[START Task inputs]

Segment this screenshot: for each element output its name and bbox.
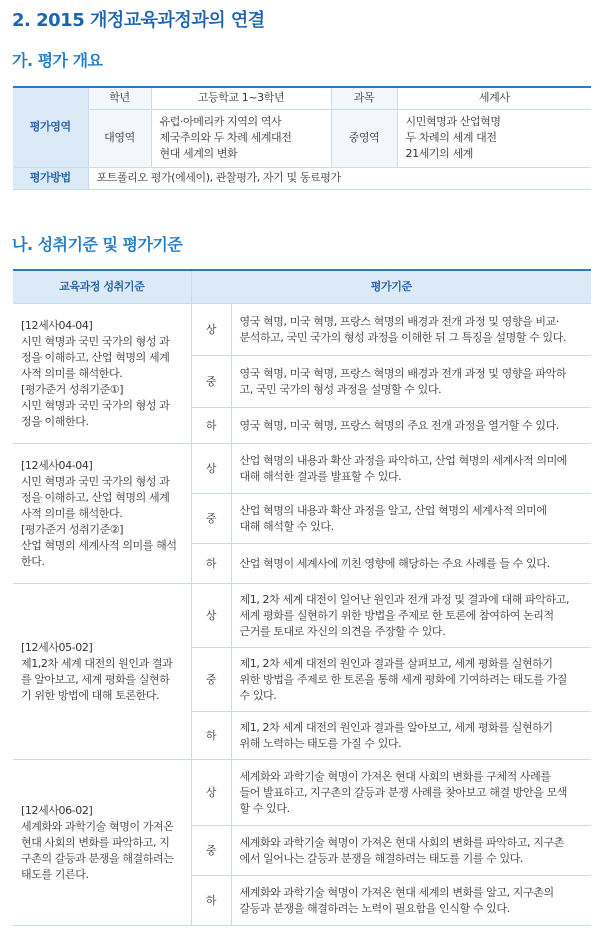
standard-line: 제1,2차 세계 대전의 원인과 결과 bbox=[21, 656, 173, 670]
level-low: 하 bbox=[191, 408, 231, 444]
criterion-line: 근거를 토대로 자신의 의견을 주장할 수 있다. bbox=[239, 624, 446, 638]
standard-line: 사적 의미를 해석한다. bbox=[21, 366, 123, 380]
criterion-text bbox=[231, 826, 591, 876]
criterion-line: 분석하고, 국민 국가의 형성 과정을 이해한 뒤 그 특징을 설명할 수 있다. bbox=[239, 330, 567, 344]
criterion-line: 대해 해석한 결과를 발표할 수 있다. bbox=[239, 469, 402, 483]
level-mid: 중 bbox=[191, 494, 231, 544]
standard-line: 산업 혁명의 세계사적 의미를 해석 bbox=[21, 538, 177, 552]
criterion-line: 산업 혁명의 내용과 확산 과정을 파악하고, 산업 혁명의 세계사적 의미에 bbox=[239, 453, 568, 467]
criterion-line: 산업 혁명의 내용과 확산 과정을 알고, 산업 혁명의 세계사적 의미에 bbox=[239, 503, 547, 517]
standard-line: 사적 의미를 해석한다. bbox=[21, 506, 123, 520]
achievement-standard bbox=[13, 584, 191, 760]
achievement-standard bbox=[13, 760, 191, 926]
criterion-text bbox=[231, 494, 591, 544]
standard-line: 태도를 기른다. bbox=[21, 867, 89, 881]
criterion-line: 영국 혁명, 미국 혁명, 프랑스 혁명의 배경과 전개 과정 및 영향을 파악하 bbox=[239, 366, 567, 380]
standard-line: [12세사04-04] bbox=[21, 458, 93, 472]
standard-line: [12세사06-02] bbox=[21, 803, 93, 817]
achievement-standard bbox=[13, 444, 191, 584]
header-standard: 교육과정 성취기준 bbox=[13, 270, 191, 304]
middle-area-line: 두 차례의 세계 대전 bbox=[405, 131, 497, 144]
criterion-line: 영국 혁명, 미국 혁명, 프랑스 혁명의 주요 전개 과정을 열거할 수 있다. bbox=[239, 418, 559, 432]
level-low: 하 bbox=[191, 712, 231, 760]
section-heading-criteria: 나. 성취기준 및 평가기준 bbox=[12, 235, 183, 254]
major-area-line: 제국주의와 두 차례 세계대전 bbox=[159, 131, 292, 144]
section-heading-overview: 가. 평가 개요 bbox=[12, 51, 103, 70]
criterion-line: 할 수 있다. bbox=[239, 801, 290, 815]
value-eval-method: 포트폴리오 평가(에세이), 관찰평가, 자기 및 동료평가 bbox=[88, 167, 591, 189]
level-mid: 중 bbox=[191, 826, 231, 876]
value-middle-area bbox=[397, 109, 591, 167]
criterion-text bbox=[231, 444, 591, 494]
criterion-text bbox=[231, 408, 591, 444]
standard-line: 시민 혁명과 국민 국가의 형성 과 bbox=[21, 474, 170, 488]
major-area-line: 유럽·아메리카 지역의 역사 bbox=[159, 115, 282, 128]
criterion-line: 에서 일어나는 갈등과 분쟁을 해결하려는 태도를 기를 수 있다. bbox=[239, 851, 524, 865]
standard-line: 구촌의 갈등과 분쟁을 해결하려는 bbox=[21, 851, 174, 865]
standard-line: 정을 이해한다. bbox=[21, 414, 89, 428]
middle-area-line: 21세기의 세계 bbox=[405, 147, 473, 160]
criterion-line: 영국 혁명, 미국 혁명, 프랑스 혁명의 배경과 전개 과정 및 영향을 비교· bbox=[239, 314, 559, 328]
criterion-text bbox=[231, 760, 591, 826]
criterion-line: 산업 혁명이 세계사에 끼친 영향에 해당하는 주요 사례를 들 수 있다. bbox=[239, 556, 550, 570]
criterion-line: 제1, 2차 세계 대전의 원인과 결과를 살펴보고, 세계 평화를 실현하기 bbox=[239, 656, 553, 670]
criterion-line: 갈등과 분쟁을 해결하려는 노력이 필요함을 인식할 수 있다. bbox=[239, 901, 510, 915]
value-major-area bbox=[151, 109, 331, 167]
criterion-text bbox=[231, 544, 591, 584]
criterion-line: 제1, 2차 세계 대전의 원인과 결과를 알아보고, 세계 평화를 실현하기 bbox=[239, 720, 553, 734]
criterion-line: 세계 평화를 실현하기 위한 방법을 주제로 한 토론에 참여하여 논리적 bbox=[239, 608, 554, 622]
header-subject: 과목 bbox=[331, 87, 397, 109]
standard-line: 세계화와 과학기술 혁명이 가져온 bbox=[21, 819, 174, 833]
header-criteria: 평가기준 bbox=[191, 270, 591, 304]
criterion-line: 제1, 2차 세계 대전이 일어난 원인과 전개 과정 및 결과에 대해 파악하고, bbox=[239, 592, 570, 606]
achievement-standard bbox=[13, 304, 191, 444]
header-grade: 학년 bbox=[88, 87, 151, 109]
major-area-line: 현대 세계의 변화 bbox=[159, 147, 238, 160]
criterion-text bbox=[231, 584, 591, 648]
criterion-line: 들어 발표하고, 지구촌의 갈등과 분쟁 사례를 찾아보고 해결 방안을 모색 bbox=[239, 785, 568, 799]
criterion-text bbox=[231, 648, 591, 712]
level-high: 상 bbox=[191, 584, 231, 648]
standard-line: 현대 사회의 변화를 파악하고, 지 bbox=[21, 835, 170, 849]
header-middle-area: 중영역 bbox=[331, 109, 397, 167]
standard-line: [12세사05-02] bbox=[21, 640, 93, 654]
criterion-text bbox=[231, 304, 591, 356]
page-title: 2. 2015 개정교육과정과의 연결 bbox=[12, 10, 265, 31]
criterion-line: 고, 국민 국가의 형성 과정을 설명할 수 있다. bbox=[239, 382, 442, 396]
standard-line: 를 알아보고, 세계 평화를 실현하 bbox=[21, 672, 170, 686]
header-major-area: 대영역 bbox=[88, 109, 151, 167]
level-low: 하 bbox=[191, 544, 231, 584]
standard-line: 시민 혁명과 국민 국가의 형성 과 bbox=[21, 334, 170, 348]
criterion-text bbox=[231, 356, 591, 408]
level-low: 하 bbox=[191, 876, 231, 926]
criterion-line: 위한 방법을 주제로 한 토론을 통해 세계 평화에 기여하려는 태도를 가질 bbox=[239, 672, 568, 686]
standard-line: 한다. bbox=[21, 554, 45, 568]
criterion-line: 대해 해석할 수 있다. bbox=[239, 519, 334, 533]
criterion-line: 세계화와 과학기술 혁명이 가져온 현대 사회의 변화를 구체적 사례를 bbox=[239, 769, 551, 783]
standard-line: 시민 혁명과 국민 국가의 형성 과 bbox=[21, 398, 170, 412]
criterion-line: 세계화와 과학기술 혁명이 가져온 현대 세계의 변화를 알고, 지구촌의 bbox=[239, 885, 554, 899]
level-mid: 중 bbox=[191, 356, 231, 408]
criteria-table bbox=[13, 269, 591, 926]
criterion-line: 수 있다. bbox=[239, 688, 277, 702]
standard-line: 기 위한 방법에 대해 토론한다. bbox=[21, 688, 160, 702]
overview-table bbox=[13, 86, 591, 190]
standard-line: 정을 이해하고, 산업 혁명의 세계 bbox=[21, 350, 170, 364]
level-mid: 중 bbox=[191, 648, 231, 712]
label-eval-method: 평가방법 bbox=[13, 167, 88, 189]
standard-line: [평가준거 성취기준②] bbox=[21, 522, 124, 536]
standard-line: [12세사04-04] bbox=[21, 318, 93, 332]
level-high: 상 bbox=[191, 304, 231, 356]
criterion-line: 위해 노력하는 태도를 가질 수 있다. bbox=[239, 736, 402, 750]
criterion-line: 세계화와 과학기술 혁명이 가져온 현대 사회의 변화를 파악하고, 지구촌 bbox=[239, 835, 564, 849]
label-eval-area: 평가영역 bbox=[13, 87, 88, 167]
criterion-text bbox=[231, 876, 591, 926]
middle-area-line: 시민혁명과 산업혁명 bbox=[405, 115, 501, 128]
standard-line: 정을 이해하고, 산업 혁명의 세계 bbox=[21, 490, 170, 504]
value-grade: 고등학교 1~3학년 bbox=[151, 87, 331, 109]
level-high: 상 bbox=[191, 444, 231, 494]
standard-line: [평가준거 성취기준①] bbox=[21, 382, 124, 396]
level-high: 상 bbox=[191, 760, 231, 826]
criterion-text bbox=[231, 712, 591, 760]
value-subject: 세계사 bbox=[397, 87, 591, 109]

[END Task inputs]
[START Task inputs]

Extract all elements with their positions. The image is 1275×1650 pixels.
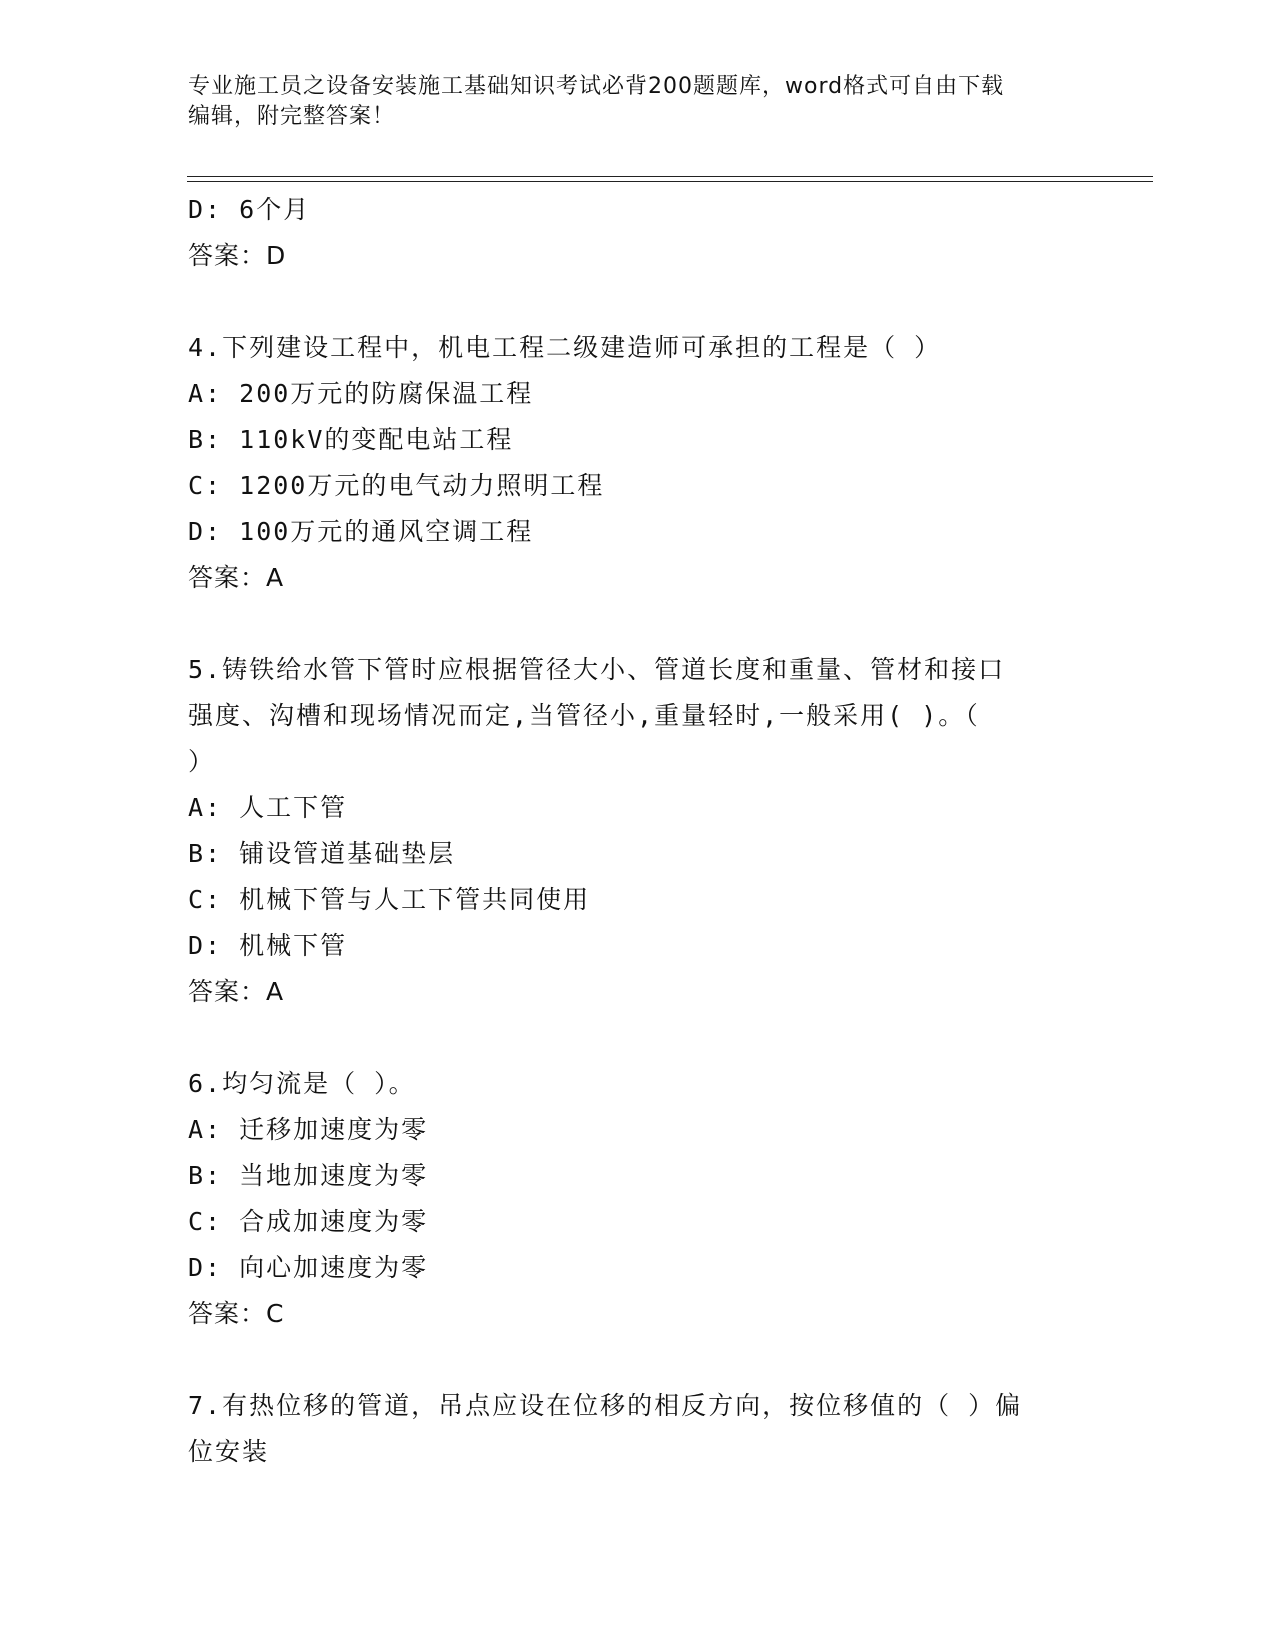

[END Task inputs]
[START Task inputs]

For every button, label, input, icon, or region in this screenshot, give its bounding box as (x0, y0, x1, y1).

[END Task inputs]

Retype the part of the records that opens with the line containing "Segment this screenshot: for" and closes with the line containing "level-mid: 중 bbox=[191, 494, 231, 544]", leaving the pictures out.

Segment this screenshot: for each element output its name and bbox.
standard-line: 제1,2차 세계 대전의 원인과 결과 bbox=[21, 656, 173, 670]
level-low: 하 bbox=[191, 408, 231, 444]
criterion-line: 근거를 토대로 자신의 의견을 주장할 수 있다. bbox=[239, 624, 446, 638]
standard-line: 사적 의미를 해석한다. bbox=[21, 366, 123, 380]
criterion-text bbox=[231, 826, 591, 876]
criterion-line: 분석하고, 국민 국가의 형성 과정을 이해한 뒤 그 특징을 설명할 수 있다. bbox=[239, 330, 567, 344]
criterion-line: 대해 해석한 결과를 발표할 수 있다. bbox=[239, 469, 402, 483]
level-mid: 중 bbox=[191, 494, 231, 544]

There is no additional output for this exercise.